### Written problem
Retype each line exactly. Skip images.

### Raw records
** START **

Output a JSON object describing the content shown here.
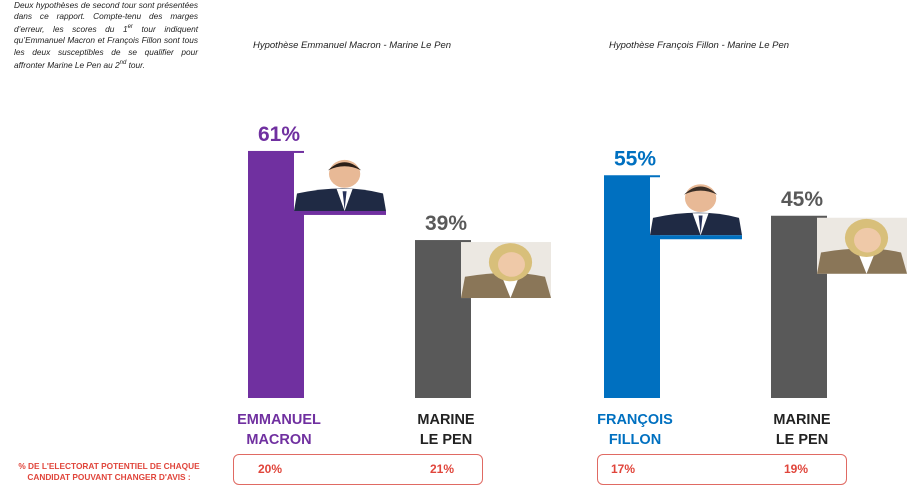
{
  "intro": {
    "text_part1": "Deux hypothèses de second tour sont présentées dans ce rapport. Compte-tenu des marges d’erreur, les scores du 1",
    "sup1": "er",
    "text_part2": " tour indiquent qu’Emmanuel Macron et François Fillon sont tous les deux susceptibles de se qualifier pour affronter Marine Le Pen au 2",
    "sup2": "nd",
    "text_part3": " tour."
  },
  "footnote": {
    "line1": "% DE L'ELECTORAT POTENTIEL DE CHAQUE",
    "line2": "CANDIDAT POUVANT CHANGER D'AVIS :"
  },
  "colors": {
    "macron": "#7030a0",
    "fillon": "#0070c0",
    "lepen": "#595959",
    "change": "#e0453b"
  },
  "chart_data": [
    {
      "type": "bar",
      "title": "Hypothèse Emmanuel Macron - Marine Le Pen",
      "categories": [
        "EMMANUEL MACRON",
        "MARINE LE PEN"
      ],
      "label_lines": [
        [
          "EMMANUEL",
          "MACRON"
        ],
        [
          "MARINE",
          "LE PEN"
        ]
      ],
      "values": [
        61,
        39
      ],
      "value_labels": [
        "61%",
        "39%"
      ],
      "colors": [
        "#7030a0",
        "#595959"
      ],
      "label_colors": [
        "#7030a0",
        "#222222"
      ],
      "photos": [
        "macron-photo",
        "lepen-photo"
      ],
      "change_values": [
        "20%",
        "21%"
      ]
    },
    {
      "type": "bar",
      "title": "Hypothèse François Fillon - Marine Le Pen",
      "categories": [
        "FRANÇOIS FILLON",
        "MARINE LE PEN"
      ],
      "label_lines": [
        [
          "FRANÇOIS",
          "FILLON"
        ],
        [
          "MARINE",
          "LE PEN"
        ]
      ],
      "values": [
        55,
        45
      ],
      "value_labels": [
        "55%",
        "45%"
      ],
      "colors": [
        "#0070c0",
        "#595959"
      ],
      "label_colors": [
        "#0070c0",
        "#222222"
      ],
      "photos": [
        "fillon-photo",
        "lepen-photo"
      ],
      "change_values": [
        "17%",
        "19%"
      ]
    }
  ]
}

** END **

### Answer for this exercise
Output a JSON object describing the content shown here.
{
  "intro": {
    "text_part1": "Deux hypothèses de second tour sont présentées dans ce rapport. Compte-tenu des marges d’erreur, les scores du 1",
    "sup1": "er",
    "text_part2": " tour indiquent qu’Emmanuel Macron et François Fillon sont tous les deux susceptibles de se qualifier pour affronter Marine Le Pen au 2",
    "sup2": "nd",
    "text_part3": " tour."
  },
  "footnote": {
    "line1": "% DE L'ELECTORAT POTENTIEL DE CHAQUE",
    "line2": "CANDIDAT POUVANT CHANGER D'AVIS :"
  },
  "colors": {
    "macron": "#7030a0",
    "fillon": "#0070c0",
    "lepen": "#595959",
    "change": "#e0453b"
  },
  "chart_data": [
    {
      "type": "bar",
      "title": "Hypothèse Emmanuel Macron - Marine Le Pen",
      "categories": [
        "EMMANUEL MACRON",
        "MARINE LE PEN"
      ],
      "label_lines": [
        [
          "EMMANUEL",
          "MACRON"
        ],
        [
          "MARINE",
          "LE PEN"
        ]
      ],
      "values": [
        61,
        39
      ],
      "value_labels": [
        "61%",
        "39%"
      ],
      "colors": [
        "#7030a0",
        "#595959"
      ],
      "label_colors": [
        "#7030a0",
        "#222222"
      ],
      "photos": [
        "macron-photo",
        "lepen-photo"
      ],
      "change_values": [
        "20%",
        "21%"
      ]
    },
    {
      "type": "bar",
      "title": "Hypothèse François Fillon - Marine Le Pen",
      "categories": [
        "FRANÇOIS FILLON",
        "MARINE LE PEN"
      ],
      "label_lines": [
        [
          "FRANÇOIS",
          "FILLON"
        ],
        [
          "MARINE",
          "LE PEN"
        ]
      ],
      "values": [
        55,
        45
      ],
      "value_labels": [
        "55%",
        "45%"
      ],
      "colors": [
        "#0070c0",
        "#595959"
      ],
      "label_colors": [
        "#0070c0",
        "#222222"
      ],
      "photos": [
        "fillon-photo",
        "lepen-photo"
      ],
      "change_values": [
        "17%",
        "19%"
      ]
    }
  ]
}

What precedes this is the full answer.